Items from a dataset:
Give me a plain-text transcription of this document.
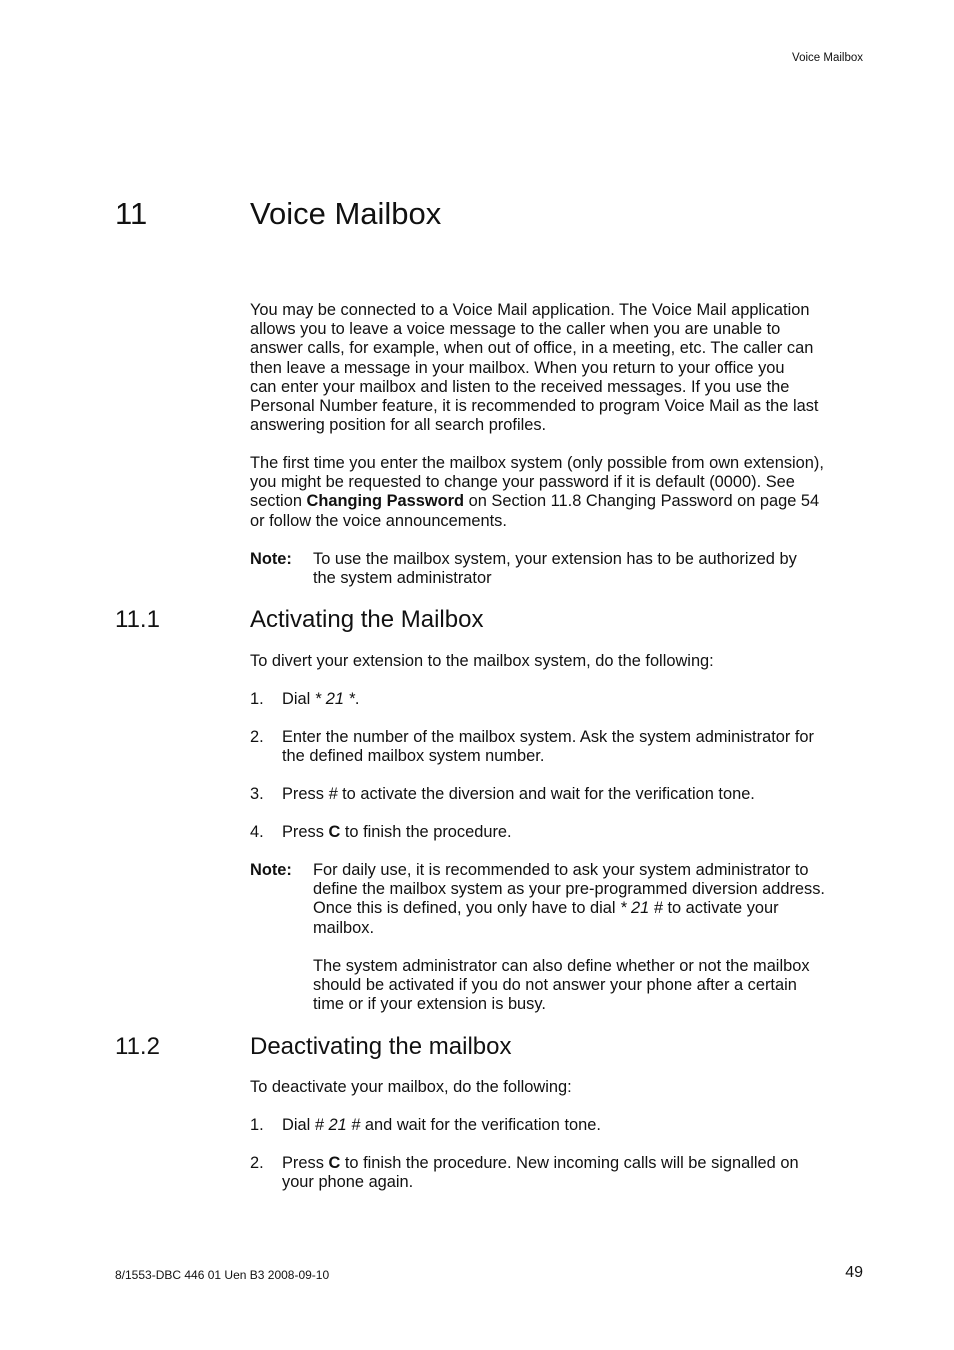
Voice Mailbox
11	Voice Mailbox
You may be connected to a Voice Mail application. The Voice Mail application
allows you to leave a voice message to the caller when you are unable to
answer calls, for example, when out of office, in a meeting, etc. The caller can
then leave a message in your mailbox. When you return to your office you
can enter your mailbox and listen to the received messages. If you use the
Personal Number feature, it is recommended to program Voice Mail as the last
answering position for all search profiles.
The first time you enter the mailbox system (only possible from own extension),
you might be requested to change your password if it is default (0000). See
section Changing Password on Section 11.8 Changing Password on page 54
or follow the voice announcements.
Note: To use the mailbox system, your extension has to be authorized by
the system administrator
11.1	Activating the Mailbox
To divert your extension to the mailbox system, do the following:
1. Dial * 21 *.
2. Enter the number of the mailbox system. Ask the system administrator for
the defined mailbox system number.
3. Press # to activate the diversion and wait for the verification tone.
4. Press C to finish the procedure.
Note: For daily use, it is recommended to ask your system administrator to
define the mailbox system as your pre-programmed diversion address.
Once this is defined, you only have to dial * 21 # to activate your
mailbox.
The system administrator can also define whether or not the mailbox
should be activated if you do not answer your phone after a certain
time or if your extension is busy.
11.2	Deactivating the mailbox
To deactivate your mailbox, do the following:
1. Dial # 21 # and wait for the verification tone.
2. Press C to finish the procedure. New incoming calls will be signalled on
your phone again.
8/1553-DBC 446 01 Uen B3 2008-09-10	49
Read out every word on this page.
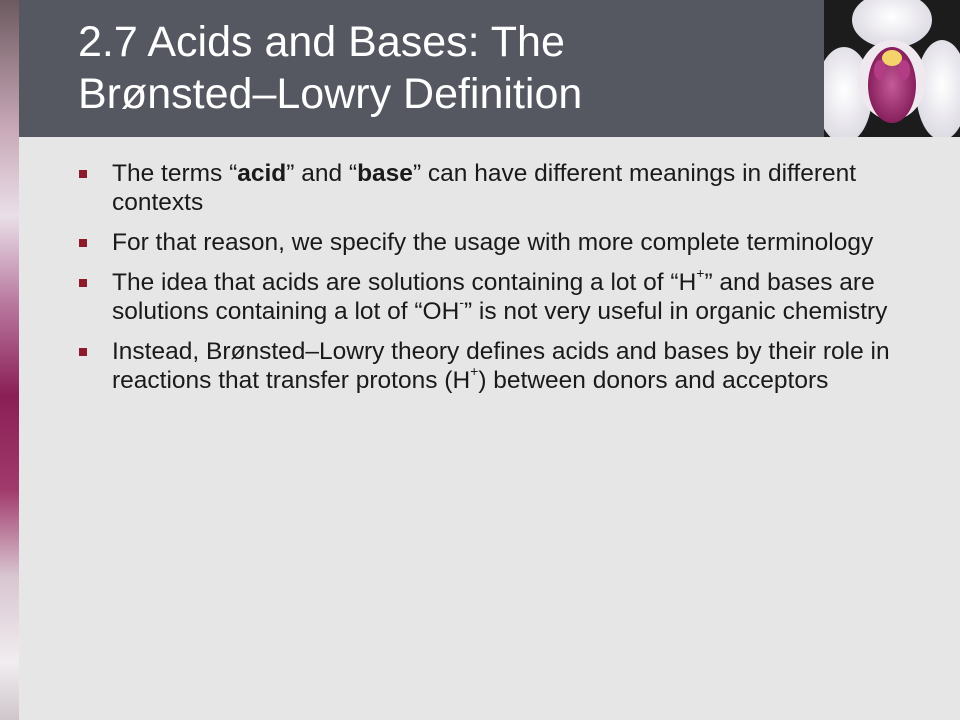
2.7 Acids and Bases: The
Brønsted–Lowry Definition
The terms “acid” and “base” can have different meanings in different contexts
For that reason, we specify the usage with more complete terminology
The idea that acids are solutions containing a lot of “H+” and bases are solutions containing a lot of “OH-” is not very useful in organic chemistry
Instead, Brønsted–Lowry theory defines acids and bases by their role in reactions that transfer protons (H+) between donors and acceptors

What is expected =>
Some lines of the records may hold the word "following". How many do? Answer with a number and nothing else.

The completed task =>
2